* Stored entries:
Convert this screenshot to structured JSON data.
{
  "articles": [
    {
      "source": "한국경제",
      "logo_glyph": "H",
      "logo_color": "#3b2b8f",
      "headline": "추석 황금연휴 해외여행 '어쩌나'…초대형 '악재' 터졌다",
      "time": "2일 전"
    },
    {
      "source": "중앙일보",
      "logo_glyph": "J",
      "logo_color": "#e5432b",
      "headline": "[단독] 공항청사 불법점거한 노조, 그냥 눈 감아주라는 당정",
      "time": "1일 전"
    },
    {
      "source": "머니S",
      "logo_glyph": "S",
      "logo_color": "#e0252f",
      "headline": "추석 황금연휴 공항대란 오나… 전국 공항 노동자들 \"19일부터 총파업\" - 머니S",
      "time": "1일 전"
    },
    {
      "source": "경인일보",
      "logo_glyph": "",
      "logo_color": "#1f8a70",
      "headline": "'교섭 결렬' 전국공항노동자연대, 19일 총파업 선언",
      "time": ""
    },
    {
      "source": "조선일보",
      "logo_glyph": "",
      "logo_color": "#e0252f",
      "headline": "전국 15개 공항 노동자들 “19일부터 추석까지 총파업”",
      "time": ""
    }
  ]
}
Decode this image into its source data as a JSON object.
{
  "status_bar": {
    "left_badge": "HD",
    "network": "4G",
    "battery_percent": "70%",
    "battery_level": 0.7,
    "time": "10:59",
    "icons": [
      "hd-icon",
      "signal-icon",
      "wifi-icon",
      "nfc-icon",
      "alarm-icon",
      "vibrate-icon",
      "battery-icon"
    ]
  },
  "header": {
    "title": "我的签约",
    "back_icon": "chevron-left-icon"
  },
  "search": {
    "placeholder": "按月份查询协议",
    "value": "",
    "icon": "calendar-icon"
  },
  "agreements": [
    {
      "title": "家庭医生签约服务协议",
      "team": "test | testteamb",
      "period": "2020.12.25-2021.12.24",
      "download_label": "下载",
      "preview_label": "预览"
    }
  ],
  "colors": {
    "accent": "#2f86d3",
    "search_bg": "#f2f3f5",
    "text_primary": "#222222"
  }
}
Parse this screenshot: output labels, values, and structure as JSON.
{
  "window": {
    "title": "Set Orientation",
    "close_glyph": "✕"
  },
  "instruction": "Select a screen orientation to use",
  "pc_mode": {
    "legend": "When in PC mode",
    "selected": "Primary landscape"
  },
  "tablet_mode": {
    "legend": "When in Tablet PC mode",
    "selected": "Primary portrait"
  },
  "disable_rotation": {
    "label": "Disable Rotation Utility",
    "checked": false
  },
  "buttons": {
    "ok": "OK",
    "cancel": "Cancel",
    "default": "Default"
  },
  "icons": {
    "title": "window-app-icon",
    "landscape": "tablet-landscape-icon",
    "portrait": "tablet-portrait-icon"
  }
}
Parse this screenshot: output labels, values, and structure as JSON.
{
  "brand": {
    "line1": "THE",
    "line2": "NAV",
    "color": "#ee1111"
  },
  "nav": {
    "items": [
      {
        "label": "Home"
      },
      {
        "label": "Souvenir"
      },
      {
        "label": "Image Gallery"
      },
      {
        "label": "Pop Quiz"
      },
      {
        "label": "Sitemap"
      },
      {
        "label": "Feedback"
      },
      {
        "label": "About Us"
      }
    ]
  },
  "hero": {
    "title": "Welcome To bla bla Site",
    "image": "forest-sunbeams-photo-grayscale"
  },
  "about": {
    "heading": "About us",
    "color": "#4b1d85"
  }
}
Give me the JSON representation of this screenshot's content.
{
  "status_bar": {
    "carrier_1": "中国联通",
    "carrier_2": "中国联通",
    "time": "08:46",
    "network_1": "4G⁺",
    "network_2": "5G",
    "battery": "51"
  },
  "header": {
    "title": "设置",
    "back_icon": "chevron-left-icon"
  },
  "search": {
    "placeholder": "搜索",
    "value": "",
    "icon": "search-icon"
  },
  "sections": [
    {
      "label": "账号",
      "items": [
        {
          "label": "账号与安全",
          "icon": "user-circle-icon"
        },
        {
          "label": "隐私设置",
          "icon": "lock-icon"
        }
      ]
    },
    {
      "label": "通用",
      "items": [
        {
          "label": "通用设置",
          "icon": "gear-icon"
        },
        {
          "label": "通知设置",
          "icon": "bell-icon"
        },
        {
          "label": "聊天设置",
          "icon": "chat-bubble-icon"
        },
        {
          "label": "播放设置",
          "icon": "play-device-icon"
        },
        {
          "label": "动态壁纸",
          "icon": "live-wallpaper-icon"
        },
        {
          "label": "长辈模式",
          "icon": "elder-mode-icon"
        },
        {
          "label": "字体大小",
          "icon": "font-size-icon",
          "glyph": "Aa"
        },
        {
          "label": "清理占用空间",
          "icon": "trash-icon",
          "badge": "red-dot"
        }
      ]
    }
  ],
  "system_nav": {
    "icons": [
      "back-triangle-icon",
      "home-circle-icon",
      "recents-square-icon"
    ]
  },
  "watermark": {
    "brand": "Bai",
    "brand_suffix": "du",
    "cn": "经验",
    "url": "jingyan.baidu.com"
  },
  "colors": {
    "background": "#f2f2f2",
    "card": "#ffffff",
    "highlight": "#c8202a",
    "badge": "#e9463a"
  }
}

* THE PROBLEM: Say how many lines above contain the string "time". Answer with the number only.

* OUTPUT FOR THIS TASK: 7